- [Items]:
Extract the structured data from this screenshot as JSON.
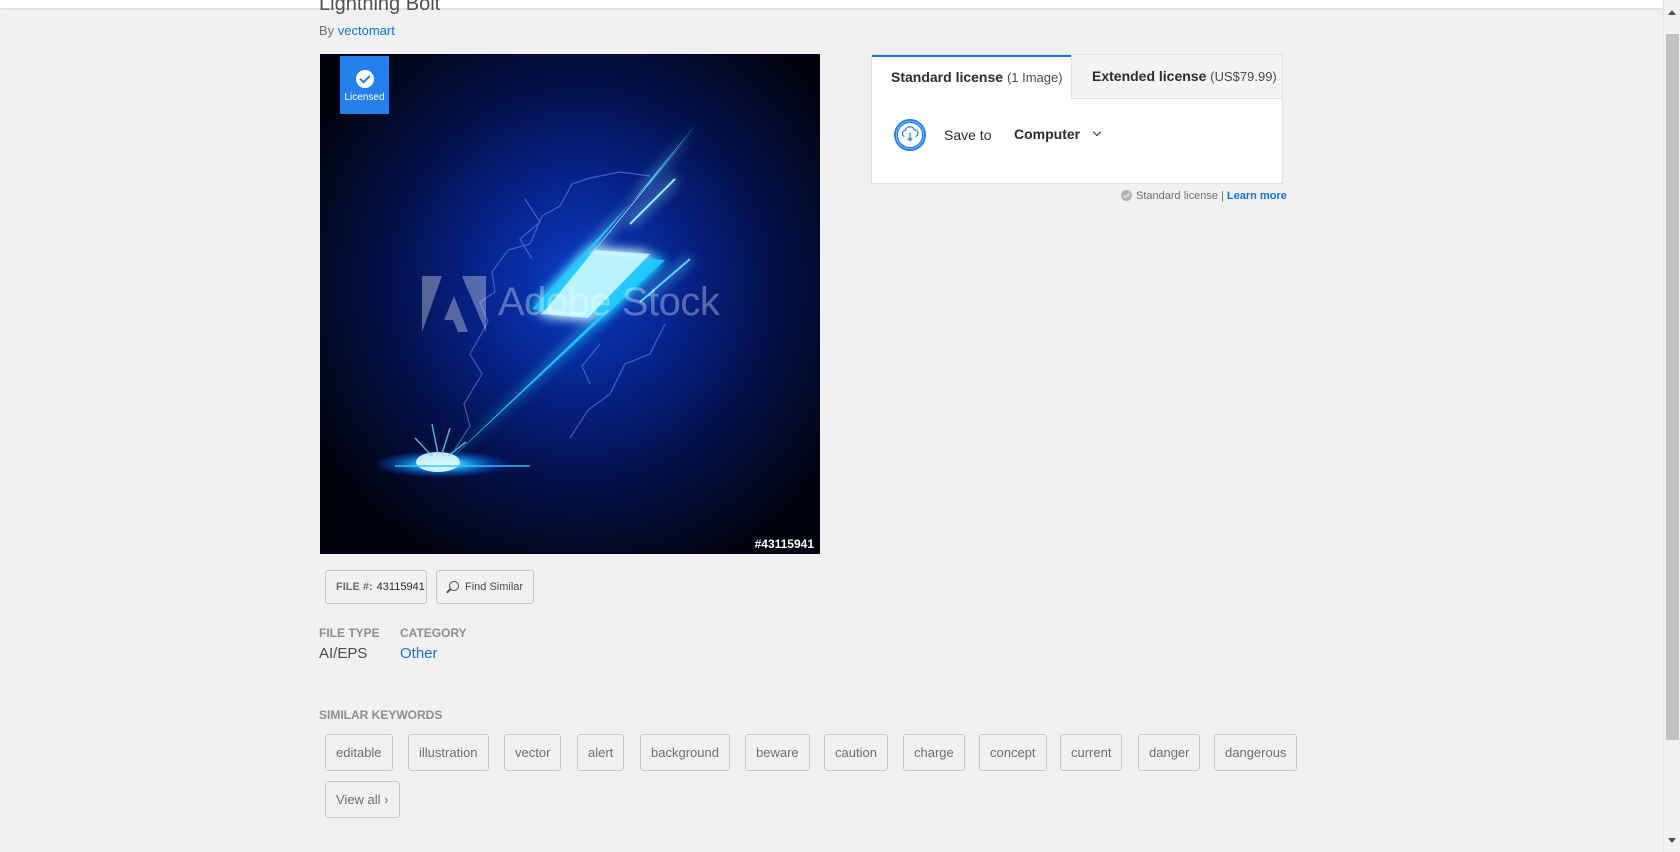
{
  "asset": {
    "title": "Lightning Bolt",
    "by_label": "By",
    "author": "vectomart",
    "licensed_label": "Licensed",
    "id_overlay": "#43115941",
    "watermark": "Adobe Stock"
  },
  "file_button": {
    "key": "FILE #:",
    "value": "43115941"
  },
  "find_similar_label": "Find Similar",
  "meta": {
    "file_type_label": "FILE TYPE",
    "file_type_value": "AI/EPS",
    "category_label": "CATEGORY",
    "category_value": "Other"
  },
  "keywords": {
    "heading": "SIMILAR KEYWORDS",
    "items": [
      "editable",
      "illustration",
      "vector",
      "alert",
      "background",
      "beware",
      "caution",
      "charge",
      "concept",
      "current",
      "danger",
      "dangerous"
    ],
    "view_all": "View all ›"
  },
  "license": {
    "tabs": [
      {
        "name": "Standard license",
        "detail": "(1 Image)"
      },
      {
        "name": "Extended license",
        "detail": "(US$79.99)"
      }
    ],
    "save_to_label": "Save to",
    "save_destination": "Computer",
    "note_text": "Standard license |",
    "learn_more": "Learn more"
  },
  "colors": {
    "accent": "#1473e6",
    "badge": "#2680eb",
    "bolt": "#2fd0ff"
  },
  "icons": [
    "check-circle-icon",
    "search-icon",
    "cloud-download-icon",
    "chevron-down-icon"
  ]
}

- [What to produce]: Above are the records. Identify each line that contains the word "Standard".

- [Exercise solution]:
        "name": "Standard license",
    "note_text": "Standard license |",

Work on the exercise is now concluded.